> Prompt 1:
Answer these questions using the passage on Tesla's valuation.
(a) Whose P/E does the passage say has not changed much between pre-Roadster and post-Roadster?
(b) What claim about electric car manufacturing does the writer reject?
(c) What investment time horizon does the writer ask the reader to assume?
> Prompt 2: Extend the passage on Tesla's valuation with a few more sentences, beginning after its last sentence.

> Text extract:
What this amounts to is an argument that Tesla ought to have a higher P/E than industry peers due to growth prospects and technological competitiveness. That is a premium — Tesla's P/E ought to be higher than the industry precedent. It's not a discount to the P/E of Toyota, which doesn't seem to have changed all that much same pre-Roadster and post-Roadster.

So, it comes down to qualitative factors, rather than simply multiplying metrics by multiples. That, if anything, is my point.

I don't agree that electric car manufacturing is a natural monopoly. It seems to be as much a commodity business in the long run as gasoline car manufacturing. There may be a ~5 year lag (give or take a few years) where Tesla pulls ahead and gains an outsized share of the global auto market. Say your investment time horizon is 20 years. Let's imagine autonomy never happens. Are there strong reasons to believe Tesla will have a 50%+ share of the global EV market in 20 years? Won't batteries and electric drivetrains simply become commoditized by then?

Element box notes
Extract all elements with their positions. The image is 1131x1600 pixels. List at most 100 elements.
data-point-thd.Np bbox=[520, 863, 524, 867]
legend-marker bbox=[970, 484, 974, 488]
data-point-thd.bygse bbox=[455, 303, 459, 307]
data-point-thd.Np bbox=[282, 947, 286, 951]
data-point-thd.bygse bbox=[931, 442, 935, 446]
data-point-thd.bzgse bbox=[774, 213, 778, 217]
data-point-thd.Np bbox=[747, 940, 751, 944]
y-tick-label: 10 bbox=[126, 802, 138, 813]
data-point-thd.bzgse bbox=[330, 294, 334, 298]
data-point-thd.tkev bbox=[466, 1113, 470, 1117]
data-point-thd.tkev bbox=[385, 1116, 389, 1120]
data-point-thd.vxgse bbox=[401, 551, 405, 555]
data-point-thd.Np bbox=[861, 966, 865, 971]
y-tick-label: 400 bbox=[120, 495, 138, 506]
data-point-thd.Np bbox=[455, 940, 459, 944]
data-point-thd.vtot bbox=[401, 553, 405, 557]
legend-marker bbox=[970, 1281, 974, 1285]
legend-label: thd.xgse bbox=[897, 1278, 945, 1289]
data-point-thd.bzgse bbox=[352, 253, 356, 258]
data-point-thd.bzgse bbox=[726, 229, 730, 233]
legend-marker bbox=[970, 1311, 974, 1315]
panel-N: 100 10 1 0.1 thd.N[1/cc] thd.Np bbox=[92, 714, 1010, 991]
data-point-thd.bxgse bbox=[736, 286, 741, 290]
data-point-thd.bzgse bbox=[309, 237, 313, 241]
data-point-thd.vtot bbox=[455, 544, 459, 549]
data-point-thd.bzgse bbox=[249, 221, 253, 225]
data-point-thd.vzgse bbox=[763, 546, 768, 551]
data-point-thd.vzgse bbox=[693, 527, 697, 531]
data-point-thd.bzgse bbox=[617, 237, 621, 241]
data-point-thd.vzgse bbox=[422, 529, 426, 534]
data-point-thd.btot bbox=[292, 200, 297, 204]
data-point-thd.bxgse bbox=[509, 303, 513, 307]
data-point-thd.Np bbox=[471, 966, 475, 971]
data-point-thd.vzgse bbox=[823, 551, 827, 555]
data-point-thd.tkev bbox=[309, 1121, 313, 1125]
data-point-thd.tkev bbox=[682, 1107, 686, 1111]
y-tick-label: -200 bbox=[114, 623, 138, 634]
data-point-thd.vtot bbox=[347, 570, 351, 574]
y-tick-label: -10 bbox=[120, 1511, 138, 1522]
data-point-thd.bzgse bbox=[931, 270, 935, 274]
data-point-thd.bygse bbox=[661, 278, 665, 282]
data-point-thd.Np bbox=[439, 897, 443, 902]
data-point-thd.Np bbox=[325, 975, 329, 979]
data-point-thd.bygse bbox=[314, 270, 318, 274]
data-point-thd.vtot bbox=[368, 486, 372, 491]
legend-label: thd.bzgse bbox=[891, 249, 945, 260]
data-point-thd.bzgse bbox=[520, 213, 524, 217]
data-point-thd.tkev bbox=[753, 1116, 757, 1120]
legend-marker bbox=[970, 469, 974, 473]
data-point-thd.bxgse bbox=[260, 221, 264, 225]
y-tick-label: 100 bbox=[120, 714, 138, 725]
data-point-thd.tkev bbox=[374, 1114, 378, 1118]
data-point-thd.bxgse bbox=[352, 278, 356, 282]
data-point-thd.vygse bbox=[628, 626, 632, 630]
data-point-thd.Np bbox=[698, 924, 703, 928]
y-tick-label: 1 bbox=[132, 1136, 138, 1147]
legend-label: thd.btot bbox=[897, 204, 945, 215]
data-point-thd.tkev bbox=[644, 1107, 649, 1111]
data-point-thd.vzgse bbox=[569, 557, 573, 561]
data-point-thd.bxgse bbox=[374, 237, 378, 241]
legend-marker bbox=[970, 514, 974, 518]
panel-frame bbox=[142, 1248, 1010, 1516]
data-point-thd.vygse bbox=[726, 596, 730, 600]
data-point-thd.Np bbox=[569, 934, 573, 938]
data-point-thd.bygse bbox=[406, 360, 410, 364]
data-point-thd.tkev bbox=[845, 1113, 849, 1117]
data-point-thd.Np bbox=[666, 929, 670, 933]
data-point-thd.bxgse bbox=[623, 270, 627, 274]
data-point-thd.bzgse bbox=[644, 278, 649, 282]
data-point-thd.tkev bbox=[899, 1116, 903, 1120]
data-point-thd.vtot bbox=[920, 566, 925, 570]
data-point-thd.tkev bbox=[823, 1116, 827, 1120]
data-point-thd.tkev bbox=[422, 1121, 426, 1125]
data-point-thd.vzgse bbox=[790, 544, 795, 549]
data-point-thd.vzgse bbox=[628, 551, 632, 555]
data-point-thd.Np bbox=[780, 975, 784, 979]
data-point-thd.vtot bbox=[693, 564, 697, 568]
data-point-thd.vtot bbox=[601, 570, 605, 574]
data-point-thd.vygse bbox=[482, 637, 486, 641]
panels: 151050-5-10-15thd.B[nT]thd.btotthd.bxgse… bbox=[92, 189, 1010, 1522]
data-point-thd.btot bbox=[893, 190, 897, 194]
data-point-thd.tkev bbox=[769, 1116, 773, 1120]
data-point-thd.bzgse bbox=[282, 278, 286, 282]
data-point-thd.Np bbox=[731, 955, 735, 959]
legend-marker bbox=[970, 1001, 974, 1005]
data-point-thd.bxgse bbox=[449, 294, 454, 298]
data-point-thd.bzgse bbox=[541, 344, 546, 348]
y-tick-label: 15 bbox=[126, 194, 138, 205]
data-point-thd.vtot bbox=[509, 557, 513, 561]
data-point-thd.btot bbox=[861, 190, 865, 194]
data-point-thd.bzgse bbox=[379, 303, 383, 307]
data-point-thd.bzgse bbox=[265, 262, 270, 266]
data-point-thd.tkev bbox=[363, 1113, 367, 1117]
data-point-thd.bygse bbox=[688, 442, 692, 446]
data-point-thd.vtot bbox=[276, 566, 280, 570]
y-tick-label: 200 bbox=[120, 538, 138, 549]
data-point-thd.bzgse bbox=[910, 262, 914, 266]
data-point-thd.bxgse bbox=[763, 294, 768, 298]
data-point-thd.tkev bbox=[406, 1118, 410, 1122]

> Exercise output 1:
(a) Toyota's.
(b) That electric car manufacturing is a natural monopoly.
(c) 20 years.

> Exercise output 2:
If your investment timeframe is 5 years, I can see you have a different picture of things. But if your timeframe is 5 years, that also limits your potential to capture a piece of the longer-term growth in Tesla's value. So if your time horizon is more like 10+ years, then I think you have to consider the likelihood of the commoditization of EV technologies in the long run. In which case maybe it makes more sense to model Tesla as having a 10% or 20% global market share, rather than 50% or 60%. At a 10% or 20% market share what would Tesla be worth?

Well, look at the automakers today who have a ~10% market share, like Toyota, Volkswagen, and GM. Look at their valuations. Is there any reason why an EV company 20 years from now would have a higher valuation than them?

One possibility is capital efficiency. EVs might require half as much capital to manufacture. Then again, wouldn't that lower the barrier to entry, increase competition, and drive prices down? I'm not quite sure how to think about this.